◆ CHALLENGE: Find each line with the word "明确意思表示的含义" and say how many there are, nothing else.

════════════════

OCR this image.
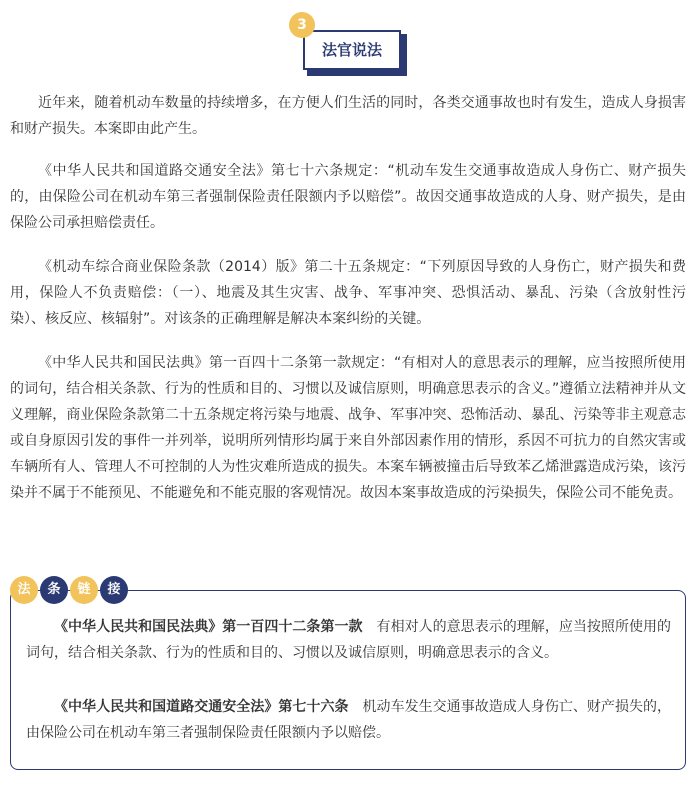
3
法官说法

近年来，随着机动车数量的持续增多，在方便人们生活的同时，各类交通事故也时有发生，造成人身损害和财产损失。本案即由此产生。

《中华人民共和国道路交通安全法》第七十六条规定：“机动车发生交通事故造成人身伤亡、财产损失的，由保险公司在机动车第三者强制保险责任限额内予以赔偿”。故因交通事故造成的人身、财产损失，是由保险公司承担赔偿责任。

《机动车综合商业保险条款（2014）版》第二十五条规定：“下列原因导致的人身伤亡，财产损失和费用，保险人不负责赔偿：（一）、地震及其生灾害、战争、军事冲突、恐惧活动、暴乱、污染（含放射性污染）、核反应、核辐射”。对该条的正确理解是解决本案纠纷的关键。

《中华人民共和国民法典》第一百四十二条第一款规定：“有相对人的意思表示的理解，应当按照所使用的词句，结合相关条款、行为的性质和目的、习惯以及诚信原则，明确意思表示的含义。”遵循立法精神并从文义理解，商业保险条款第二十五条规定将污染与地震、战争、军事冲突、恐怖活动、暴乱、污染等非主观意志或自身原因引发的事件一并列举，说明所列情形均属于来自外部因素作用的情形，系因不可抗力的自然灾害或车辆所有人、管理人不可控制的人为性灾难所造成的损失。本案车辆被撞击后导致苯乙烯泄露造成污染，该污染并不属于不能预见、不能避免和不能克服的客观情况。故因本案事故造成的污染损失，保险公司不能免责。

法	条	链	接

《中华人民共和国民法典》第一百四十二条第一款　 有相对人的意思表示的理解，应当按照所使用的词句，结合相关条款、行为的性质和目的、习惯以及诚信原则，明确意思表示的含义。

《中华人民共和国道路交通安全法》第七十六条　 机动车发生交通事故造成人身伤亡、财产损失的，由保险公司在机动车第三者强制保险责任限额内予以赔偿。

════════════════

◆ RESULT: 2